[Records that describe figures]

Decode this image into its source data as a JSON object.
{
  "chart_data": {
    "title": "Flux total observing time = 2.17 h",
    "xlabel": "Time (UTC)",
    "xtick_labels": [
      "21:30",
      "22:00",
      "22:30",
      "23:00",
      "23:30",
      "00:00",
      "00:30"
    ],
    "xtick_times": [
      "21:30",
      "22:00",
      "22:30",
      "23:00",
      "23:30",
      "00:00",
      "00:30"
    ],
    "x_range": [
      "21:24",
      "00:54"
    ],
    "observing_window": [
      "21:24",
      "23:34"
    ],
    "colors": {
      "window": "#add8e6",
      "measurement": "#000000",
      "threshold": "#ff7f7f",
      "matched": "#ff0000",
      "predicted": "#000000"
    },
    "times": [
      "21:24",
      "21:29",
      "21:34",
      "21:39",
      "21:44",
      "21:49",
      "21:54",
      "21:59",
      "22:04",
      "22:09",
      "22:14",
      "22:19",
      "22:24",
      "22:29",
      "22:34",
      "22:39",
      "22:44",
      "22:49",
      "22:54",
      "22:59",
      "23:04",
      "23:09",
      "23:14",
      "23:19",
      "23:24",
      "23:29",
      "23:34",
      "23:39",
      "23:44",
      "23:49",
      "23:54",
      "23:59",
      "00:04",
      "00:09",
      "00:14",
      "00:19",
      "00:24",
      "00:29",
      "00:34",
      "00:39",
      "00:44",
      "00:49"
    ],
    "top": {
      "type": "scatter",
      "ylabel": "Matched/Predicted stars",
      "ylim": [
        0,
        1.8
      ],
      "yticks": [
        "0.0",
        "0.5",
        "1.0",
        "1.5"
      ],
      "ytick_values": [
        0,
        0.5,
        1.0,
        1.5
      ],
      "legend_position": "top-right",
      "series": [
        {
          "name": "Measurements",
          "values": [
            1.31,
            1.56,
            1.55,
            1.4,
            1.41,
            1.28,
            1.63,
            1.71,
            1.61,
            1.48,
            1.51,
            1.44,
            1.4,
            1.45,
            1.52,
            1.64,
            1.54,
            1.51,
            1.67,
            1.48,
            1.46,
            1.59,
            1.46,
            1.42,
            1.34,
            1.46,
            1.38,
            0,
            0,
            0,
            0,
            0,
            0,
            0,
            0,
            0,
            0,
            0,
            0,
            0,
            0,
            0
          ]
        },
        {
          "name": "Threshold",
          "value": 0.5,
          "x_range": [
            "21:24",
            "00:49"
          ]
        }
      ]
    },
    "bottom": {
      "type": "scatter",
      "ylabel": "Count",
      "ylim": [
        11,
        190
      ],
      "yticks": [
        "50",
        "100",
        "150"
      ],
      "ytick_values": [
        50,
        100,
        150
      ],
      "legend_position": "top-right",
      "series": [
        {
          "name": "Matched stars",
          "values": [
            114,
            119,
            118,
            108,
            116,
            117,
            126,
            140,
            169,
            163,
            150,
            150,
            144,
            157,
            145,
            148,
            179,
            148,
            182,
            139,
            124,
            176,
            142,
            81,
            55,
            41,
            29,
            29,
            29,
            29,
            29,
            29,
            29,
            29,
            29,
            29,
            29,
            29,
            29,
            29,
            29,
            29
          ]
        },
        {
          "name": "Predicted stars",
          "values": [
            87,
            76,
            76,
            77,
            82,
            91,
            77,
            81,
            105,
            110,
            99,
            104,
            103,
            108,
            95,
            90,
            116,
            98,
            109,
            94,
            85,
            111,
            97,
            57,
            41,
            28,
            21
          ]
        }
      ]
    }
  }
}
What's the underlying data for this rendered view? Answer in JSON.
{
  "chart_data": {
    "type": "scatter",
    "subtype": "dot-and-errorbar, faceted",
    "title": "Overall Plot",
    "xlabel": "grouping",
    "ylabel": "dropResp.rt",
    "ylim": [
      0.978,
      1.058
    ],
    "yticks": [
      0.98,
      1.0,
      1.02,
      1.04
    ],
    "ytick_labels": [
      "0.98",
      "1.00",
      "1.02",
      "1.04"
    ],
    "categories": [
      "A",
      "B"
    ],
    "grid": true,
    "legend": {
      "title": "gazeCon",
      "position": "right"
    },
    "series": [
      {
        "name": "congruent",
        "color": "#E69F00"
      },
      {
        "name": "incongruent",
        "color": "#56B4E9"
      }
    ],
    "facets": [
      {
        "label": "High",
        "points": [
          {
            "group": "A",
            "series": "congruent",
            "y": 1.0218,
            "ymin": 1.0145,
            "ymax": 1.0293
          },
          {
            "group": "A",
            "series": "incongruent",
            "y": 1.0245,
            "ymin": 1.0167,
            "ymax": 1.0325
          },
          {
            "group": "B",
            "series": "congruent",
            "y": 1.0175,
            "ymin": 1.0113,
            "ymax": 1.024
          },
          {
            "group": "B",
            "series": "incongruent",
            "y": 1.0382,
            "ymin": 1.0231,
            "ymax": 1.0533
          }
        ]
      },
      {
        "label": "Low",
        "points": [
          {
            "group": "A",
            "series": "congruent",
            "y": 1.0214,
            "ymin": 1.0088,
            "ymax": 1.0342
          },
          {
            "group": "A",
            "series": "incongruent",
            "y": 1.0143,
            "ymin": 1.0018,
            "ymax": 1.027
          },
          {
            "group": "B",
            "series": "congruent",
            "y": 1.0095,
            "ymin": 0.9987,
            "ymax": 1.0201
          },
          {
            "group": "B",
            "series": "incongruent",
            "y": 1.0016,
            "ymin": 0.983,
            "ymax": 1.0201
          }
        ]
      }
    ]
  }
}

▸ Work to be completed:
Repeat the material above exactly.

▸ Solution:
Decode this image into its source data as a JSON object.
{
  "chart_data": {
    "title": "Flux total observing time = 2.17 h",
    "xlabel": "Time (UTC)",
    "xtick_labels": [
      "21:30",
      "22:00",
      "22:30",
      "23:00",
      "23:30",
      "00:00",
      "00:30"
    ],
    "xtick_times": [
      "21:30",
      "22:00",
      "22:30",
      "23:00",
      "23:30",
      "00:00",
      "00:30"
    ],
    "x_range": [
      "21:24",
      "00:54"
    ],
    "observing_window": [
      "21:24",
      "23:34"
    ],
    "colors": {
      "window": "#add8e6",
      "measurement": "#000000",
      "threshold": "#ff7f7f",
      "matched": "#ff0000",
      "predicted": "#000000"
    },
    "times": [
      "21:24",
      "21:29",
      "21:34",
      "21:39",
      "21:44",
      "21:49",
      "21:54",
      "21:59",
      "22:04",
      "22:09",
      "22:14",
      "22:19",
      "22:24",
      "22:29",
      "22:34",
      "22:39",
      "22:44",
      "22:49",
      "22:54",
      "22:59",
      "23:04",
      "23:09",
      "23:14",
      "23:19",
      "23:24",
      "23:29",
      "23:34",
      "23:39",
      "23:44",
      "23:49",
      "23:54",
      "23:59",
      "00:04",
      "00:09",
      "00:14",
      "00:19",
      "00:24",
      "00:29",
      "00:34",
      "00:39",
      "00:44",
      "00:49"
    ],
    "top": {
      "type": "scatter",
      "ylabel": "Matched/Predicted stars",
      "ylim": [
        0,
        1.8
      ],
      "yticks": [
        "0.0",
        "0.5",
        "1.0",
        "1.5"
      ],
      "ytick_values": [
        0,
        0.5,
        1.0,
        1.5
      ],
      "legend_position": "top-right",
      "series": [
        {
          "name": "Measurements",
          "values": [
            1.31,
            1.56,
            1.55,
            1.4,
            1.41,
            1.28,
            1.63,
            1.71,
            1.61,
            1.48,
            1.51,
            1.44,
            1.4,
            1.45,
            1.52,
            1.64,
            1.54,
            1.51,
            1.67,
            1.48,
            1.46,
            1.59,
            1.46,
            1.42,
            1.34,
            1.46,
            1.38,
            0,
            0,
            0,
            0,
            0,
            0,
            0,
            0,
            0,
            0,
            0,
            0,
            0,
            0,
            0
          ]
        },
        {
          "name": "Threshold",
          "value": 0.5,
          "x_range": [
            "21:24",
            "00:49"
          ]
        }
      ]
    },
    "bottom": {
      "type": "scatter",
      "ylabel": "Count",
      "ylim": [
        11,
        190
      ],
      "yticks": [
        "50",
        "100",
        "150"
      ],
      "ytick_values": [
        50,
        100,
        150
      ],
      "legend_position": "top-right",
      "series": [
        {
          "name": "Matched stars",
          "values": [
            114,
            119,
            118,
            108,
            116,
            117,
            126,
            140,
            169,
            163,
            150,
            150,
            144,
            157,
            145,
            148,
            179,
            148,
            182,
            139,
            124,
            176,
            142,
            81,
            55,
            41,
            29,
            29,
            29,
            29,
            29,
            29,
            29,
            29,
            29,
            29,
            29,
            29,
            29,
            29,
            29,
            29
          ]
        },
        {
          "name": "Predicted stars",
          "values": [
            87,
            76,
            76,
            77,
            82,
            91,
            77,
            81,
            105,
            110,
            99,
            104,
            103,
            108,
            95,
            90,
            116,
            98,
            109,
            94,
            85,
            111,
            97,
            57,
            41,
            28,
            21
          ]
        }
      ]
    }
  }
}
What's the underlying data for this rendered view? Answer in JSON.
{
  "chart_data": {
    "type": "scatter",
    "subtype": "dot-and-errorbar, faceted",
    "title": "Overall Plot",
    "xlabel": "grouping",
    "ylabel": "dropResp.rt",
    "ylim": [
      0.978,
      1.058
    ],
    "yticks": [
      0.98,
      1.0,
      1.02,
      1.04
    ],
    "ytick_labels": [
      "0.98",
      "1.00",
      "1.02",
      "1.04"
    ],
    "categories": [
      "A",
      "B"
    ],
    "grid": true,
    "legend": {
      "title": "gazeCon",
      "position": "right"
    },
    "series": [
      {
        "name": "congruent",
        "color": "#E69F00"
      },
      {
        "name": "incongruent",
        "color": "#56B4E9"
      }
    ],
    "facets": [
      {
        "label": "High",
        "points": [
          {
            "group": "A",
            "series": "congruent",
            "y": 1.0218,
            "ymin": 1.0145,
            "ymax": 1.0293
          },
          {
            "group": "A",
            "series": "incongruent",
            "y": 1.0245,
            "ymin": 1.0167,
            "ymax": 1.0325
          },
          {
            "group": "B",
            "series": "congruent",
            "y": 1.0175,
            "ymin": 1.0113,
            "ymax": 1.024
          },
          {
            "group": "B",
            "series": "incongruent",
            "y": 1.0382,
            "ymin": 1.0231,
            "ymax": 1.0533
          }
        ]
      },
      {
        "label": "Low",
        "points": [
          {
            "group": "A",
            "series": "congruent",
            "y": 1.0214,
            "ymin": 1.0088,
            "ymax": 1.0342
          },
          {
            "group": "A",
            "series": "incongruent",
            "y": 1.0143,
            "ymin": 1.0018,
            "ymax": 1.027
          },
          {
            "group": "B",
            "series": "congruent",
            "y": 1.0095,
            "ymin": 0.9987,
            "ymax": 1.0201
          },
          {
            "group": "B",
            "series": "incongruent",
            "y": 1.0016,
            "ymin": 0.983,
            "ymax": 1.0201
          }
        ]
      }
    ]
  }
}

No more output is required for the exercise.